_Part of a data file_.
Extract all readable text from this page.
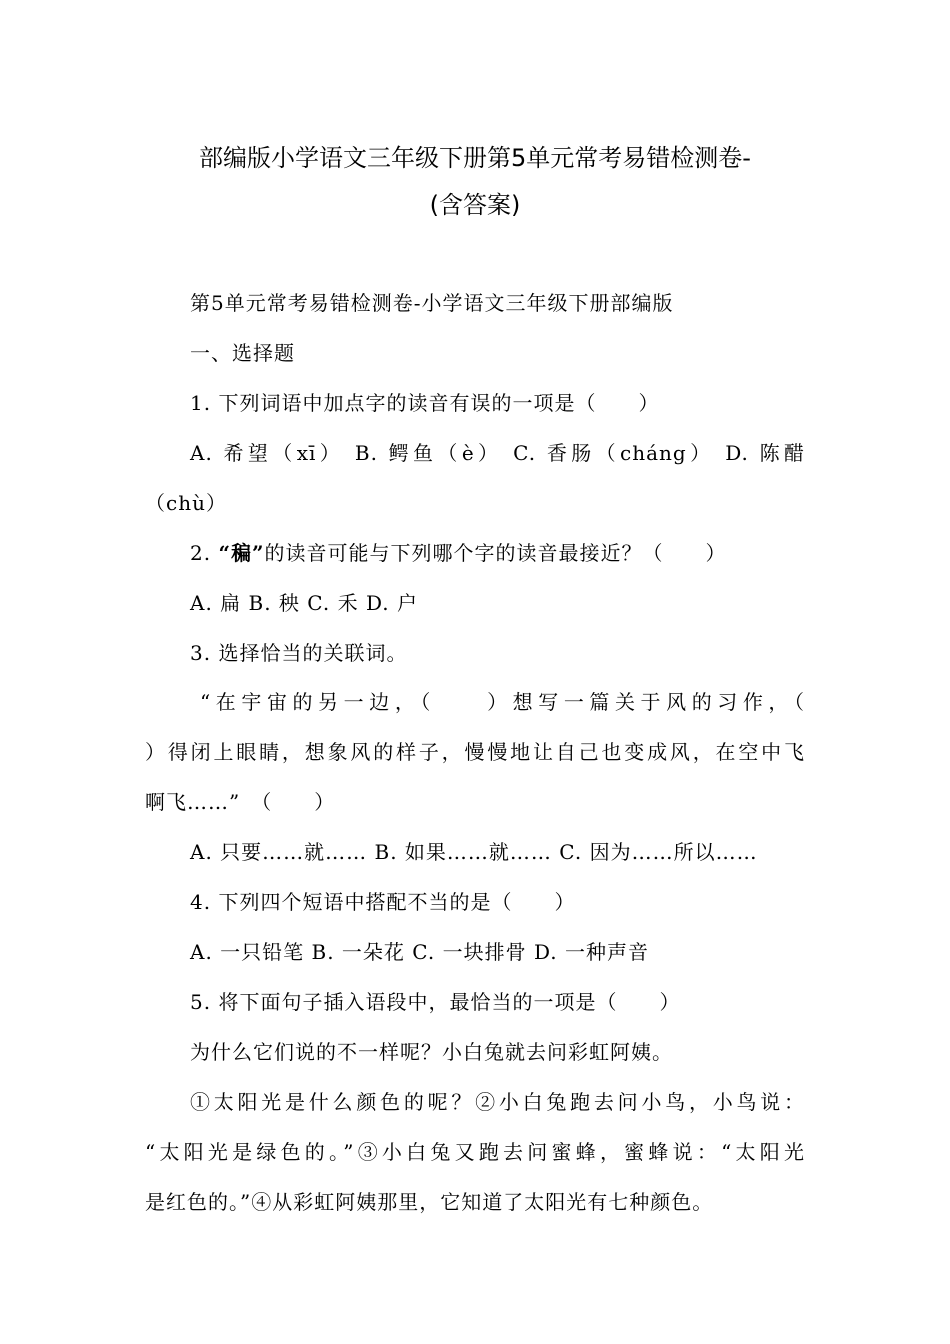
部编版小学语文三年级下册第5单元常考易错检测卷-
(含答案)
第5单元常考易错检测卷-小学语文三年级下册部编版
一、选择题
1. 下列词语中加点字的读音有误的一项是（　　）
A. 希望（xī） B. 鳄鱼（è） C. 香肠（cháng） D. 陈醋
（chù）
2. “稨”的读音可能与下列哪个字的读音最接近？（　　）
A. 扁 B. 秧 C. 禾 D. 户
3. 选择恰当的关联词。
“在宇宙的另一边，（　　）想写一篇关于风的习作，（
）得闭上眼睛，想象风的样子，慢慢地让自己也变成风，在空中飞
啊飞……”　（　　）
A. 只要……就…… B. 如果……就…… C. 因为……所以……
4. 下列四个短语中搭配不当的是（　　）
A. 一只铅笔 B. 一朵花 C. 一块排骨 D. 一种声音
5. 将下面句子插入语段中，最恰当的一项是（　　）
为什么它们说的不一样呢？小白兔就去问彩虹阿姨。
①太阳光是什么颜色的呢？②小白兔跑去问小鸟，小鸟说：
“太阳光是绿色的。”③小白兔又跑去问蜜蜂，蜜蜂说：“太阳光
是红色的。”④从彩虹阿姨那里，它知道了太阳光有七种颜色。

_GIVEN REQUEST_. Leaving out the pictures, repeat the data above exactly.

_TASK RESULT_.
Extract all readable text from this page.
部编版小学语文三年级下册第5单元常考易错检测卷-
(含答案)
第5单元常考易错检测卷-小学语文三年级下册部编版
一、选择题
1. 下列词语中加点字的读音有误的一项是（　　）
A. 希望（xī） B. 鳄鱼（è） C. 香肠（cháng） D. 陈醋
（chù）
2. “稨”的读音可能与下列哪个字的读音最接近？（　　）
A. 扁 B. 秧 C. 禾 D. 户
3. 选择恰当的关联词。
“在宇宙的另一边，（　　）想写一篇关于风的习作，（
）得闭上眼睛，想象风的样子，慢慢地让自己也变成风，在空中飞
啊飞……”　（　　）
A. 只要……就…… B. 如果……就…… C. 因为……所以……
4. 下列四个短语中搭配不当的是（　　）
A. 一只铅笔 B. 一朵花 C. 一块排骨 D. 一种声音
5. 将下面句子插入语段中，最恰当的一项是（　　）
为什么它们说的不一样呢？小白兔就去问彩虹阿姨。
①太阳光是什么颜色的呢？②小白兔跑去问小鸟，小鸟说：
“太阳光是绿色的。”③小白兔又跑去问蜜蜂，蜜蜂说：“太阳光
是红色的。”④从彩虹阿姨那里，它知道了太阳光有七种颜色。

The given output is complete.